ОТРЫВОК ТЕКСТА:
□ □ □

Ромен Роллан - Жизнь Толстого
Само собой понятно, что литературу он знал лучше. Но и тут, по какой-то непостижимой странности, он избегает высказываться о русских писателях, хорошо ему известных, и берется поучать иностранных поэтов, дух которых чужд ему и книги которых он лишь перелистал с высокомерным пренебрежением![167]
Его упорство в отрицании с годами лишь возрастает. Он доходит до того, что пишет книгу, в которой доказывает, что Шекспир «не был художником».
«…он не был художником и произведения его не суть художественные произведения».[168]
Можно только восторгаться такой уверенностью! Толстой не сомневается. Не приводит доказательств. Он всегда прав. Он может сказать: Девятая симфония – произведение, разъединяющее людей.[169]
Или:
«В музыке… можно указать только… на знаменитую скрипичную «Арию» Баха, на ноктюрн в Es dur Шопена и, может быть, на десяток вещей, не цельных пьес, но мест, выбранных из произведений Гайдна, Моцарта, Шуберта, Бетховена, Шопена», «всё же остальное… должно быть изгоняемо, отрицаемо и презираемо, как искусство, не соединяющее, а разъединяющее людей».

□ □ □

Подхватите отрывок о Толстом и его отношении к искусству и продолжите его после последнего приведённого предложения. Строки, приведённые далее, для работы не понадобятся.

ИСХОДНЫЕ ДАННЫЕ:

□ □ □

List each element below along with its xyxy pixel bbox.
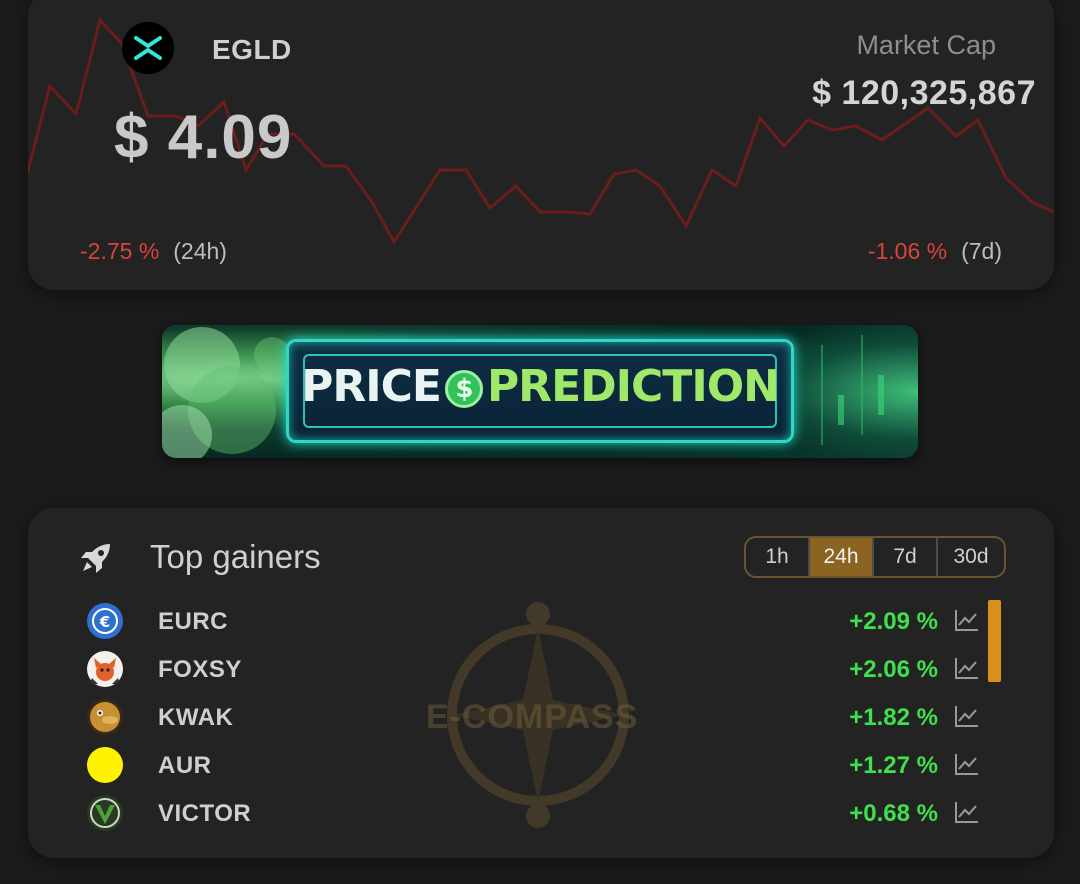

□ □ □

ОТВЕТ:
Или:
«…Я все-таки постараюсь, как умею, показать, почему я полагаю, что Шекспир не может быть признаваем не только великим, гениальным, но даже самым посредственным сочинителем». Что бы ни говорили слепые хвалители Шекспира, у Шекспира нет изображения характеров.
То, что остальное человечество придерживается иного мнения, не может остановить Толстого, наоборот!
«Мое… мнение о произведениях Шекспира, – с гордостью заявляет он, – совершенно противоположно тому, которое установилось о нем во всем европейском мире».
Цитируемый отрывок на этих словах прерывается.